**Work task:** Determine the number of lines in the listing below that hold the word "可能位於". Write the number alone.

....

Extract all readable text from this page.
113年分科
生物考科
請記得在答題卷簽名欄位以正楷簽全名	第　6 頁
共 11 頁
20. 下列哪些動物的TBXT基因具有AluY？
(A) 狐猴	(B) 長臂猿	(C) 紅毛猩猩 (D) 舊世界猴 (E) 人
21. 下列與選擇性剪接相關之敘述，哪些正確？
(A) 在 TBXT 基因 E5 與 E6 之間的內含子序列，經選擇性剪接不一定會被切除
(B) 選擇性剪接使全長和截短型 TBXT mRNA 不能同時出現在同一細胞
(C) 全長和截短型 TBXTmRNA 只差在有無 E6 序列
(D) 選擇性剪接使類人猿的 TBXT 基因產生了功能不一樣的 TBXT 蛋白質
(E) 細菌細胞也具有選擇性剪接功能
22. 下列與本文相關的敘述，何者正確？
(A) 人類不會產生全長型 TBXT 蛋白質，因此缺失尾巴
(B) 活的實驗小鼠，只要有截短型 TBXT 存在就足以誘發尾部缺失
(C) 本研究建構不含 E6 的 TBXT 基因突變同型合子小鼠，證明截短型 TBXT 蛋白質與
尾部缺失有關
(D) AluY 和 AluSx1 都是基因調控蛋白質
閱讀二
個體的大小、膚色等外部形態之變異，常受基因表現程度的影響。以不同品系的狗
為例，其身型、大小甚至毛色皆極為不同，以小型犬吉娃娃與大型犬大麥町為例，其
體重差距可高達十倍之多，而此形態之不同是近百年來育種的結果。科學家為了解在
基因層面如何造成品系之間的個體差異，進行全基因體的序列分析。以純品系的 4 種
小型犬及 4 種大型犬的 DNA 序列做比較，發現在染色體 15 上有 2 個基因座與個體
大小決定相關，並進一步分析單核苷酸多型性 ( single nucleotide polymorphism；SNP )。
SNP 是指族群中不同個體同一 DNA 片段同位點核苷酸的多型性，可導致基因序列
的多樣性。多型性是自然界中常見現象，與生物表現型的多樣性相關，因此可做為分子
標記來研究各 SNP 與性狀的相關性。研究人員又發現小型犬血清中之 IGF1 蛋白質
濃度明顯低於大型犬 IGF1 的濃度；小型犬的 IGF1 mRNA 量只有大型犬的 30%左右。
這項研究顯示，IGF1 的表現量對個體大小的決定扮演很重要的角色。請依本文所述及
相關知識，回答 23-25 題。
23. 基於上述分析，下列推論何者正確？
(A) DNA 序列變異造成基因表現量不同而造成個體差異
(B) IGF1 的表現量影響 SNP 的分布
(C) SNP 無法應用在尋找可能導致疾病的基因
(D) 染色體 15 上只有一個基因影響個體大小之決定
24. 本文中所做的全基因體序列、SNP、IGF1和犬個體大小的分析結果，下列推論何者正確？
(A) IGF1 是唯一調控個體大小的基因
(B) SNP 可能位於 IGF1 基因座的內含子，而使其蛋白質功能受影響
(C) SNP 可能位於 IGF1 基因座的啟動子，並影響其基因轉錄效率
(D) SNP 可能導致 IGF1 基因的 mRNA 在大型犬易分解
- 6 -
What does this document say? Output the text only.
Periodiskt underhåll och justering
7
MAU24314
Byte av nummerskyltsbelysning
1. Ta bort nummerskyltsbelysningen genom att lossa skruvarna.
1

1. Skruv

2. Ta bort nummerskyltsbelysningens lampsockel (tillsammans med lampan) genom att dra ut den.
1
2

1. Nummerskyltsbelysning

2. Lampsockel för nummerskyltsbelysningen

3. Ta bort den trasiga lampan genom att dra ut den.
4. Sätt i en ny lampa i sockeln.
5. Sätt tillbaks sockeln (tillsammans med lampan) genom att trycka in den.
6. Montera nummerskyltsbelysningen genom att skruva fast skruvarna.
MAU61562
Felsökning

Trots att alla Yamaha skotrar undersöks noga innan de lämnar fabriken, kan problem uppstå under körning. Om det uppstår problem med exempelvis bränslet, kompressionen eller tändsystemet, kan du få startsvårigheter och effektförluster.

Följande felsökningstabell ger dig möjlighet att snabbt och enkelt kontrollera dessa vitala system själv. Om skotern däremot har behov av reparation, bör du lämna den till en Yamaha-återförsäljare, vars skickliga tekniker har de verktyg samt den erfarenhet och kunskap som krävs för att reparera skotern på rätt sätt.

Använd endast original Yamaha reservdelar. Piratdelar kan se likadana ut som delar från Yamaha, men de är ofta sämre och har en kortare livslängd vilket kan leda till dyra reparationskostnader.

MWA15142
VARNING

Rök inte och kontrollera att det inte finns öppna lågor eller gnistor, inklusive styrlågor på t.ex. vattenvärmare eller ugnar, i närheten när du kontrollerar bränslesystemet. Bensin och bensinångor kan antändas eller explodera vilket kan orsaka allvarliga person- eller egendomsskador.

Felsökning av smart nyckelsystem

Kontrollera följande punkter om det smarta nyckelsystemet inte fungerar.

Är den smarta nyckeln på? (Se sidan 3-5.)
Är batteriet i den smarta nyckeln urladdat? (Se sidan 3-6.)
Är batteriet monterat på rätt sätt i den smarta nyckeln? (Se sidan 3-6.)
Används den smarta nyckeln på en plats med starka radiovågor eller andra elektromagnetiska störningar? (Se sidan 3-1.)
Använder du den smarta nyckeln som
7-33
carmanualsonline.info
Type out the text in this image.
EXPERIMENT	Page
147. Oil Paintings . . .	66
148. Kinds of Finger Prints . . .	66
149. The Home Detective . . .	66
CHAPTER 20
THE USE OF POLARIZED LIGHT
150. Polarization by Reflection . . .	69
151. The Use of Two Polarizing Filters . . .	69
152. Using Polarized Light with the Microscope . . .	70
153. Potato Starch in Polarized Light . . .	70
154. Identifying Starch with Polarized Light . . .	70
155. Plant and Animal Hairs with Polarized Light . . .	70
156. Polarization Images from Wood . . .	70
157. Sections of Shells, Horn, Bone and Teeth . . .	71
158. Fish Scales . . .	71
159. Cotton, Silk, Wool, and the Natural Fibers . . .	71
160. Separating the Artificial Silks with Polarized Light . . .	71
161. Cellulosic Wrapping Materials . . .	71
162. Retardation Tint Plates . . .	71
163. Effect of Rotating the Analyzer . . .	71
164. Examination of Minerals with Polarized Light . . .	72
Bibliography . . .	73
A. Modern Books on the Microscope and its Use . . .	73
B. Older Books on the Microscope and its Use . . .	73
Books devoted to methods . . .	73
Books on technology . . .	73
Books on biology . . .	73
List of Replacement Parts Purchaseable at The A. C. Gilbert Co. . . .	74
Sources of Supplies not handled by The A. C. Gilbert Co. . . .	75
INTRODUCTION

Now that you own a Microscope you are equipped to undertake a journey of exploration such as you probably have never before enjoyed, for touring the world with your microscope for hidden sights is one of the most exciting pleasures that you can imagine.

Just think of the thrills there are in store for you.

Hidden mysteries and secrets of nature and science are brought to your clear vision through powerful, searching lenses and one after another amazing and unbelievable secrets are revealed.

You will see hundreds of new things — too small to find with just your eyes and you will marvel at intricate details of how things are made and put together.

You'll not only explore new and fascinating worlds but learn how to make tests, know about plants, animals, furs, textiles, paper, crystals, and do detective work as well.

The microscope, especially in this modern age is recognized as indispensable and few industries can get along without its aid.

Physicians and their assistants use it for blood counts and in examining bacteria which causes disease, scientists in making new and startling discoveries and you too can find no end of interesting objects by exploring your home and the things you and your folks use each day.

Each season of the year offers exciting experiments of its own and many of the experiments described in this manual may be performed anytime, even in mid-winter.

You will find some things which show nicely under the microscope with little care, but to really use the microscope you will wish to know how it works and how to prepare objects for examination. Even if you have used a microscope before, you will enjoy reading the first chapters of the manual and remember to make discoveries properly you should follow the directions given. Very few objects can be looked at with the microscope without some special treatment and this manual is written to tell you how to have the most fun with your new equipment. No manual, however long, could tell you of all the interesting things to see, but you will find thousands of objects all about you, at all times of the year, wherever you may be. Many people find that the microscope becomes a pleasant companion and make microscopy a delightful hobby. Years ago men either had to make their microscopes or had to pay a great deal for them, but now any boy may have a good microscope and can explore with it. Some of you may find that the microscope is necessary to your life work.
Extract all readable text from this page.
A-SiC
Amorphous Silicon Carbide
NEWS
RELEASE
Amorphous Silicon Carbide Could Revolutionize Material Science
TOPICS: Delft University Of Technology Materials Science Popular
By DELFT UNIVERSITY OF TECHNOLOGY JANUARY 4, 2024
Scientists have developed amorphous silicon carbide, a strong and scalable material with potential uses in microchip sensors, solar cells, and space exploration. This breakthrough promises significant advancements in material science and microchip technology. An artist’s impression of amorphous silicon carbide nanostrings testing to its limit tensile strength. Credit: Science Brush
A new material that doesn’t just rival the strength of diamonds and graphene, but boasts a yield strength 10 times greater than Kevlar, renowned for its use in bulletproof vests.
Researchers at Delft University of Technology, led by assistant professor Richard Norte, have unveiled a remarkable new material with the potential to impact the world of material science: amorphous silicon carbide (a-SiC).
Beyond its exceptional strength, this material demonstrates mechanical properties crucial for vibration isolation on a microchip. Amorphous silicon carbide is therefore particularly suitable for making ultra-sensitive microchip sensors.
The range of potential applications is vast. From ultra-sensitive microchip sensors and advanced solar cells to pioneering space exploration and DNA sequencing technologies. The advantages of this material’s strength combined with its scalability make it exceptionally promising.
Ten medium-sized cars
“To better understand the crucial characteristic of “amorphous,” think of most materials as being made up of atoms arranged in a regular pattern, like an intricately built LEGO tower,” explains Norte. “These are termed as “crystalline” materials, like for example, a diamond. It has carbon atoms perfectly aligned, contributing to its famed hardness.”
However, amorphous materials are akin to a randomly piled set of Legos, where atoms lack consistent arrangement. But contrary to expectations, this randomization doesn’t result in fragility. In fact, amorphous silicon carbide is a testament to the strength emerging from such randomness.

....

**Problem solution:** 2